## EXERCISE OBJECTIVE
Find the lines with the string "mostrar" and return them.

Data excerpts

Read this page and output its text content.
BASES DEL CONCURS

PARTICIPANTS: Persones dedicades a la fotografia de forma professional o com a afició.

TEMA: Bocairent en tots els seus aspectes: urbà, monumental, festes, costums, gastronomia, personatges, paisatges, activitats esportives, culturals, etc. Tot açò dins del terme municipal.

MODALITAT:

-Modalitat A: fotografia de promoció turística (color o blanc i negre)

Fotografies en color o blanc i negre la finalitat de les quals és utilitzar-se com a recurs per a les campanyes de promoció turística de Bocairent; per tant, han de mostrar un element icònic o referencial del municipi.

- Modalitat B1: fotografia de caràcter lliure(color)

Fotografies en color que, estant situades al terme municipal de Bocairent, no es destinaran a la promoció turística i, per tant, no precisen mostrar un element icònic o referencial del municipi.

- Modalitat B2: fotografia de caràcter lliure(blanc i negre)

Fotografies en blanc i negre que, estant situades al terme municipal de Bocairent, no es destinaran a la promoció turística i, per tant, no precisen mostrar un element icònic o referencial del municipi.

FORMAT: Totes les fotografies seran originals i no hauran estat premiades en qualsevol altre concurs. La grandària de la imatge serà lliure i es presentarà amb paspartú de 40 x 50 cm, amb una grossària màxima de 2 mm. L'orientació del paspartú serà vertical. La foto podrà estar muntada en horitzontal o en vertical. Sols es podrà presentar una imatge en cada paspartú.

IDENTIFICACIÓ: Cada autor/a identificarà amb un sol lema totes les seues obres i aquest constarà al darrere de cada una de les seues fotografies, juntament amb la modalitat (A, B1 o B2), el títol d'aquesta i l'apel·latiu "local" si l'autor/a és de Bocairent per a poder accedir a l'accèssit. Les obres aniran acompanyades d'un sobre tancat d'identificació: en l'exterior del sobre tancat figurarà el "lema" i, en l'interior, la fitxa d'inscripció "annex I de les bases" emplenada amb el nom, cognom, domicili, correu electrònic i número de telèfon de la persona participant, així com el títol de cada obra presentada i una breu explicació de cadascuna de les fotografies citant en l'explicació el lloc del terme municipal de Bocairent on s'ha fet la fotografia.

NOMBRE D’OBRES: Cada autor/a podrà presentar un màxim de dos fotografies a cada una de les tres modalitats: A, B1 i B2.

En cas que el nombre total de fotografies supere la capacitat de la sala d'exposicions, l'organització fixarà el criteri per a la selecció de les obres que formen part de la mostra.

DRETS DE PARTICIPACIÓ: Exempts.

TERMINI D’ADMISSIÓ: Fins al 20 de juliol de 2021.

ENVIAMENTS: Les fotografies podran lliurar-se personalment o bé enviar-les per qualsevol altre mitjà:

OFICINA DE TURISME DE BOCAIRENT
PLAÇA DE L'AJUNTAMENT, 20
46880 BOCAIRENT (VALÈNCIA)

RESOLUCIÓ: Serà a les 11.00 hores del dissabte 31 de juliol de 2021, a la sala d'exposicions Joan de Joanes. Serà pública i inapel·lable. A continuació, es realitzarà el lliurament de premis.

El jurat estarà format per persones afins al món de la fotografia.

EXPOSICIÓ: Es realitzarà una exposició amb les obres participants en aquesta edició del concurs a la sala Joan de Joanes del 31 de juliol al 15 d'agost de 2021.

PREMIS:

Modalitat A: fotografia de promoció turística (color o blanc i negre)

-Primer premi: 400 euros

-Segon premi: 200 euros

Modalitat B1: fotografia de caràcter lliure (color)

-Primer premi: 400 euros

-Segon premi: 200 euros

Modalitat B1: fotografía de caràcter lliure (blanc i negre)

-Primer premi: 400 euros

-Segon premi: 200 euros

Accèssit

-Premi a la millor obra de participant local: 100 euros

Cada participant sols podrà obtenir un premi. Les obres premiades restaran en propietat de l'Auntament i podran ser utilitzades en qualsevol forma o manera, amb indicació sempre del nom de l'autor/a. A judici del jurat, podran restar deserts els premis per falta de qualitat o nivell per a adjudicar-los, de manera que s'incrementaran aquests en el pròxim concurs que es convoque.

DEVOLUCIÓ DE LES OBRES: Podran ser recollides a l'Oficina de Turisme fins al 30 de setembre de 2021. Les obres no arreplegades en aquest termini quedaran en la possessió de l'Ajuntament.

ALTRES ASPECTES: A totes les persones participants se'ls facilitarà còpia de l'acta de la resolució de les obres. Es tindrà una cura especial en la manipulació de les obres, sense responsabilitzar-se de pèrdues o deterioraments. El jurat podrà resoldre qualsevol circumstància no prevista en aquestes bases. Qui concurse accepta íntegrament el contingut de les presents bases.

## FINAL RESULT
Fotografies en color o blanc i negre la finalitat de les quals és utilitzar-se com a recurs per a les campanyes de promoció turística de Bocairent; per tant, han de mostrar un element icònic o referencial del municipi.
Fotografies en color que, estant situades al terme municipal de Bocairent, no es destinaran a la promoció turística i, per tant, no precisen mostrar un element icònic o referencial del municipi.
Fotografies en blanc i negre que, estant situades al terme municipal de Bocairent, no es destinaran a la promoció turística i, per tant, no precisen mostrar un element icònic o referencial del municipi.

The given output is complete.